__Problem to solve__. Go through the records underneath and count the lines that include the string "title". Give nothing but the number.

__Records for this exercise__.

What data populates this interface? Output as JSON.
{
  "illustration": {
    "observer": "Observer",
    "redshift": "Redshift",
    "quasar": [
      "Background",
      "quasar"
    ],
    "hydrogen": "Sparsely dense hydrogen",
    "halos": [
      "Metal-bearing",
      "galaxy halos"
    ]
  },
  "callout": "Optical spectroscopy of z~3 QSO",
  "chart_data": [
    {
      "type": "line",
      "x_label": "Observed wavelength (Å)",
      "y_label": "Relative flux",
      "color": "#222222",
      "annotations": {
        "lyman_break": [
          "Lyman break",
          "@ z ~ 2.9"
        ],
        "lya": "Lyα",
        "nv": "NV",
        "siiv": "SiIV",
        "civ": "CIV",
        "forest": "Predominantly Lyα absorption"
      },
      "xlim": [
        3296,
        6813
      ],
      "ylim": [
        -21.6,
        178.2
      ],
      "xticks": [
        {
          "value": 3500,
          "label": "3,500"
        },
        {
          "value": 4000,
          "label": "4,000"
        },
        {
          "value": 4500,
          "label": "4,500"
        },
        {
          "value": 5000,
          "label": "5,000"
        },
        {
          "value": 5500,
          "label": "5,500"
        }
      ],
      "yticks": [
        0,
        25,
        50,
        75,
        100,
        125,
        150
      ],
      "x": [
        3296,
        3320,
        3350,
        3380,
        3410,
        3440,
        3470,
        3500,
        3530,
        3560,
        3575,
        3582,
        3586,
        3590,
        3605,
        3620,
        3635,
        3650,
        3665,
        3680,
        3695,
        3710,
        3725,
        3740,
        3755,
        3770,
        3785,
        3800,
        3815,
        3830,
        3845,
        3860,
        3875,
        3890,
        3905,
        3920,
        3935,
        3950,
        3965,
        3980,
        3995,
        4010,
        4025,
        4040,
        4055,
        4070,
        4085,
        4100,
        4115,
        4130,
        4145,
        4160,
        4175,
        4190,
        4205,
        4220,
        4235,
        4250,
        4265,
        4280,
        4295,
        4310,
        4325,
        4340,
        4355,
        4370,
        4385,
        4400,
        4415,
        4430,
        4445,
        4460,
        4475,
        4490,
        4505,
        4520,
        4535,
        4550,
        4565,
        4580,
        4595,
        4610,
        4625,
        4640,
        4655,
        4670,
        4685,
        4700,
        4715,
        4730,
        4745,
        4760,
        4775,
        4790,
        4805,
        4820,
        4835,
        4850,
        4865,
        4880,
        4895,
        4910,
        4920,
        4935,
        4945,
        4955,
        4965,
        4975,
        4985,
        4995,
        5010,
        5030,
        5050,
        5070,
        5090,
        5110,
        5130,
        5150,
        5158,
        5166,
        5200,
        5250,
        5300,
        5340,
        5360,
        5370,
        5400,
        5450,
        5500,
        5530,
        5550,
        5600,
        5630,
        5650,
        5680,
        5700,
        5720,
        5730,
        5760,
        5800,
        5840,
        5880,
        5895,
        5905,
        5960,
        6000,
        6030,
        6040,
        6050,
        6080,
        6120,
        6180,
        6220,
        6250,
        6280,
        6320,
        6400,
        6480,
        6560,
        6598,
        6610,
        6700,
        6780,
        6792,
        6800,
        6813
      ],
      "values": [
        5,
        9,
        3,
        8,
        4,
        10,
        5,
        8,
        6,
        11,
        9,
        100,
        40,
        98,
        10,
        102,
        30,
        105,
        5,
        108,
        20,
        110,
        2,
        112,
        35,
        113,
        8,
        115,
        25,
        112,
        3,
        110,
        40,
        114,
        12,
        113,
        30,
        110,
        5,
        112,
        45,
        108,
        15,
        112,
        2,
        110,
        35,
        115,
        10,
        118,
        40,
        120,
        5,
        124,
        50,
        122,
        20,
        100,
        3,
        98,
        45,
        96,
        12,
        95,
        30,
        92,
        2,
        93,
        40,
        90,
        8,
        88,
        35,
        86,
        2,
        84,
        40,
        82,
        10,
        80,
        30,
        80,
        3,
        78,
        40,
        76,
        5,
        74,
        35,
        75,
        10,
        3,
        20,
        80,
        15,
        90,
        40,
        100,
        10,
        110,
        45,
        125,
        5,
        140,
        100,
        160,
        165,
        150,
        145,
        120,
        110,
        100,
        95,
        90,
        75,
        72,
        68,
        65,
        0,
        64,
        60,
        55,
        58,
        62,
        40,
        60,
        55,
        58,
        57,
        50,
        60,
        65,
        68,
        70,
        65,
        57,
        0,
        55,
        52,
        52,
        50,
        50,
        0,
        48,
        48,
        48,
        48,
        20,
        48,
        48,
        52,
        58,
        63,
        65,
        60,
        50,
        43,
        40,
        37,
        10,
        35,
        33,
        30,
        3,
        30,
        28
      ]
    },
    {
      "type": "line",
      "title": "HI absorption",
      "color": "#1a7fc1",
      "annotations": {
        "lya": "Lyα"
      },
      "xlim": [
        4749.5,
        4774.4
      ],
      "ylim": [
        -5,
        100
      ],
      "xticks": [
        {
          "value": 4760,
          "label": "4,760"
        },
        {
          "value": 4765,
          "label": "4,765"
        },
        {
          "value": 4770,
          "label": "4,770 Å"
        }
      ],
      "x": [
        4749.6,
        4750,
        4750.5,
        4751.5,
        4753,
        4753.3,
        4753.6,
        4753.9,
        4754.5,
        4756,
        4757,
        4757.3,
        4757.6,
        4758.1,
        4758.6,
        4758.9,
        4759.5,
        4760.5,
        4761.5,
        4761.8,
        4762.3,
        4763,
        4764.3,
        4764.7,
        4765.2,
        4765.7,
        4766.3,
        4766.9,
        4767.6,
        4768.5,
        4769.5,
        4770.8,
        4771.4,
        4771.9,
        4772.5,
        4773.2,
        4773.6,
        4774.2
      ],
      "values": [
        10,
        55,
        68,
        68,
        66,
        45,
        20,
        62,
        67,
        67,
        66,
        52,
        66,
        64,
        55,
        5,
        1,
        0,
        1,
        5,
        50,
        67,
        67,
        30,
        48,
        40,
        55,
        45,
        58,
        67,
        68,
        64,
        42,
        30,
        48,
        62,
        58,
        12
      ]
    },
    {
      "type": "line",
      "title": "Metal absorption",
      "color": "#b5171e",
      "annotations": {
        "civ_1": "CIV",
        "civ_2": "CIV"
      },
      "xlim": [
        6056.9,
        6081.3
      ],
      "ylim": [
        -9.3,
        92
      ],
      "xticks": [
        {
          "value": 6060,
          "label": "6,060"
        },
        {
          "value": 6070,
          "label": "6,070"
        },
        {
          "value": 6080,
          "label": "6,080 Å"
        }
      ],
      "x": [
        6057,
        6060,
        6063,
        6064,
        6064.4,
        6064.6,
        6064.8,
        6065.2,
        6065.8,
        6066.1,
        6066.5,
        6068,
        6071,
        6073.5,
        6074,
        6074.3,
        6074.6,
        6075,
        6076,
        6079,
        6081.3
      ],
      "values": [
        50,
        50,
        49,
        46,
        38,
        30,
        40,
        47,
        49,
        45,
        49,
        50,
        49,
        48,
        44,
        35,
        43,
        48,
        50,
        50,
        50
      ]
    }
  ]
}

__Exercise solution__. 2